■ INFORMATION GIVEN:
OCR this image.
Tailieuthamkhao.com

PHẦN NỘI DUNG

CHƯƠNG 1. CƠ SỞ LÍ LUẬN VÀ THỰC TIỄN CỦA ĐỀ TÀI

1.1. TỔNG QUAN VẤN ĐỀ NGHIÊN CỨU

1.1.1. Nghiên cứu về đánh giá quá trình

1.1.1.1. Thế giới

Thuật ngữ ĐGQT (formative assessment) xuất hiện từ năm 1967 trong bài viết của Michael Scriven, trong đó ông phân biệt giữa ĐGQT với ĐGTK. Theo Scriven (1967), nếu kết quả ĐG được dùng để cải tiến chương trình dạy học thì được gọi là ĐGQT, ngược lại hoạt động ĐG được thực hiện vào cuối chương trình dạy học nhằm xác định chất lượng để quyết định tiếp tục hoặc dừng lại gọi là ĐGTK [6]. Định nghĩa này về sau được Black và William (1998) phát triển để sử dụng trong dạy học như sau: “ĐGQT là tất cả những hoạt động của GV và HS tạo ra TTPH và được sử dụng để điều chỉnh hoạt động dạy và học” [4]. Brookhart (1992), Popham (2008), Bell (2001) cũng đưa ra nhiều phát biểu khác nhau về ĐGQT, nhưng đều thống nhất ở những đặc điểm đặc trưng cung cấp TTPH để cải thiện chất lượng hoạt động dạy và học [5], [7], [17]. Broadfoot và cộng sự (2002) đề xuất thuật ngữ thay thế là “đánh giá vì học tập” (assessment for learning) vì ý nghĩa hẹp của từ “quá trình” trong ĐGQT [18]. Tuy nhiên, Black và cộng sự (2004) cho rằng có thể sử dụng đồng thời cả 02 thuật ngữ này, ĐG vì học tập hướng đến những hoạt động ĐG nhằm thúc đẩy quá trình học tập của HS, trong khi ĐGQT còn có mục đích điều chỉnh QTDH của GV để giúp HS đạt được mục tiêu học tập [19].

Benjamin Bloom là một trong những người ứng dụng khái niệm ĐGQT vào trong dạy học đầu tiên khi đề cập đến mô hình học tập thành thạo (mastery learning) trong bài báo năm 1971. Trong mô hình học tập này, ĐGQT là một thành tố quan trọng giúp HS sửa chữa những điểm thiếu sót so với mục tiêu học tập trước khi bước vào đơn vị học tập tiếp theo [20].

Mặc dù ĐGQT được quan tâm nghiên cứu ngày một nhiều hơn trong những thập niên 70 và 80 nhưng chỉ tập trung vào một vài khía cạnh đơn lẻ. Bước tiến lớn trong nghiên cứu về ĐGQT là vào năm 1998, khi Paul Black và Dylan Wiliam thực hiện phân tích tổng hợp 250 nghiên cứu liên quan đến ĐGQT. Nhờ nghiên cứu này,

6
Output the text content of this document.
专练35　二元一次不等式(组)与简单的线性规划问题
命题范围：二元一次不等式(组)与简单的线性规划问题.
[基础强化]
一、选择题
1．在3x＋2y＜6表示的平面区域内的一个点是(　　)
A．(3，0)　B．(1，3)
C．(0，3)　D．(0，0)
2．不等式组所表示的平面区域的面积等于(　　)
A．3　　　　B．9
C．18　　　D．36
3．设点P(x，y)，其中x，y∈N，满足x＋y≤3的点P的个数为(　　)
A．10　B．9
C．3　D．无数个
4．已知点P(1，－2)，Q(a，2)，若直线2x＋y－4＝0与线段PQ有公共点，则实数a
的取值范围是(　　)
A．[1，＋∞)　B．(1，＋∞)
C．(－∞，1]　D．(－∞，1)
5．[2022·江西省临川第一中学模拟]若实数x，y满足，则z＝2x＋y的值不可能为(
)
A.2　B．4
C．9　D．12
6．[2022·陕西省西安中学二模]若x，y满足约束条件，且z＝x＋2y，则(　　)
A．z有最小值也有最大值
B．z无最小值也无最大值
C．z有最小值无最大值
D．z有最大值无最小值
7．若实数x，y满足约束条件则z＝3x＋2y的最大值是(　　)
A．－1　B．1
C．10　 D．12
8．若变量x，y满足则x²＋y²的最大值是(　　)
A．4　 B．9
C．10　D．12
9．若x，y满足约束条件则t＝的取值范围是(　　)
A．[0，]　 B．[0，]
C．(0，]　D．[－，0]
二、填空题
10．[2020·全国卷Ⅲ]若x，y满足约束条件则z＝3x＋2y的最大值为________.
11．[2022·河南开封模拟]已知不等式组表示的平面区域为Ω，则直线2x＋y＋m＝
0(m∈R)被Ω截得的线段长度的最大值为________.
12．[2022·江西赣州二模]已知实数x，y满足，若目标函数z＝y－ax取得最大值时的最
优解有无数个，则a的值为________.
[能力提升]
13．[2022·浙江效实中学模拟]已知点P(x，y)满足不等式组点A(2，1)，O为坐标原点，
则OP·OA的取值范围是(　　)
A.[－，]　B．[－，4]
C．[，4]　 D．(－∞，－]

■ DIRECTION:
What is needed here is an exact reproduction of all the entries.

■ ANSWER TO THIS EXERCISE:
OCR this image.
Tailieuthamkhao.com

PHẦN NỘI DUNG

CHƯƠNG 1. CƠ SỞ LÍ LUẬN VÀ THỰC TIỄN CỦA ĐỀ TÀI

1.1. TỔNG QUAN VẤN ĐỀ NGHIÊN CỨU

1.1.1. Nghiên cứu về đánh giá quá trình

1.1.1.1. Thế giới

Thuật ngữ ĐGQT (formative assessment) xuất hiện từ năm 1967 trong bài viết của Michael Scriven, trong đó ông phân biệt giữa ĐGQT với ĐGTK. Theo Scriven (1967), nếu kết quả ĐG được dùng để cải tiến chương trình dạy học thì được gọi là ĐGQT, ngược lại hoạt động ĐG được thực hiện vào cuối chương trình dạy học nhằm xác định chất lượng để quyết định tiếp tục hoặc dừng lại gọi là ĐGTK [6]. Định nghĩa này về sau được Black và William (1998) phát triển để sử dụng trong dạy học như sau: “ĐGQT là tất cả những hoạt động của GV và HS tạo ra TTPH và được sử dụng để điều chỉnh hoạt động dạy và học” [4]. Brookhart (1992), Popham (2008), Bell (2001) cũng đưa ra nhiều phát biểu khác nhau về ĐGQT, nhưng đều thống nhất ở những đặc điểm đặc trưng cung cấp TTPH để cải thiện chất lượng hoạt động dạy và học [5], [7], [17]. Broadfoot và cộng sự (2002) đề xuất thuật ngữ thay thế là “đánh giá vì học tập” (assessment for learning) vì ý nghĩa hẹp của từ “quá trình” trong ĐGQT [18]. Tuy nhiên, Black và cộng sự (2004) cho rằng có thể sử dụng đồng thời cả 02 thuật ngữ này, ĐG vì học tập hướng đến những hoạt động ĐG nhằm thúc đẩy quá trình học tập của HS, trong khi ĐGQT còn có mục đích điều chỉnh QTDH của GV để giúp HS đạt được mục tiêu học tập [19].

Benjamin Bloom là một trong những người ứng dụng khái niệm ĐGQT vào trong dạy học đầu tiên khi đề cập đến mô hình học tập thành thạo (mastery learning) trong bài báo năm 1971. Trong mô hình học tập này, ĐGQT là một thành tố quan trọng giúp HS sửa chữa những điểm thiếu sót so với mục tiêu học tập trước khi bước vào đơn vị học tập tiếp theo [20].

Mặc dù ĐGQT được quan tâm nghiên cứu ngày một nhiều hơn trong những thập niên 70 và 80 nhưng chỉ tập trung vào một vài khía cạnh đơn lẻ. Bước tiến lớn trong nghiên cứu về ĐGQT là vào năm 1998, khi Paul Black và Dylan Wiliam thực hiện phân tích tổng hợp 250 nghiên cứu liên quan đến ĐGQT. Nhờ nghiên cứu này,

6
Output the text content of this document.
专练35　二元一次不等式(组)与简单的线性规划问题
命题范围：二元一次不等式(组)与简单的线性规划问题.
[基础强化]
一、选择题
1．在3x＋2y＜6表示的平面区域内的一个点是(　　)
A．(3，0)　B．(1，3)
C．(0，3)　D．(0，0)
2．不等式组所表示的平面区域的面积等于(　　)
A．3　　　　B．9
C．18　　　D．36
3．设点P(x，y)，其中x，y∈N，满足x＋y≤3的点P的个数为(　　)
A．10　B．9
C．3　D．无数个
4．已知点P(1，－2)，Q(a，2)，若直线2x＋y－4＝0与线段PQ有公共点，则实数a
的取值范围是(　　)
A．[1，＋∞)　B．(1，＋∞)
C．(－∞，1]　D．(－∞，1)
5．[2022·江西省临川第一中学模拟]若实数x，y满足，则z＝2x＋y的值不可能为(
)
A.2　B．4
C．9　D．12
6．[2022·陕西省西安中学二模]若x，y满足约束条件，且z＝x＋2y，则(　　)
A．z有最小值也有最大值
B．z无最小值也无最大值
C．z有最小值无最大值
D．z有最大值无最小值
7．若实数x，y满足约束条件则z＝3x＋2y的最大值是(　　)
A．－1　B．1
C．10　 D．12
8．若变量x，y满足则x²＋y²的最大值是(　　)
A．4　 B．9
C．10　D．12
9．若x，y满足约束条件则t＝的取值范围是(　　)
A．[0，]　 B．[0，]
C．(0，]　D．[－，0]
二、填空题
10．[2020·全国卷Ⅲ]若x，y满足约束条件则z＝3x＋2y的最大值为________.
11．[2022·河南开封模拟]已知不等式组表示的平面区域为Ω，则直线2x＋y＋m＝
0(m∈R)被Ω截得的线段长度的最大值为________.
12．[2022·江西赣州二模]已知实数x，y满足，若目标函数z＝y－ax取得最大值时的最
优解有无数个，则a的值为________.
[能力提升]
13．[2022·浙江效实中学模拟]已知点P(x，y)满足不等式组点A(2，1)，O为坐标原点，
则OP·OA的取值范围是(　　)
A.[－，]　B．[－，4]
C．[，4]　 D．(－∞，－]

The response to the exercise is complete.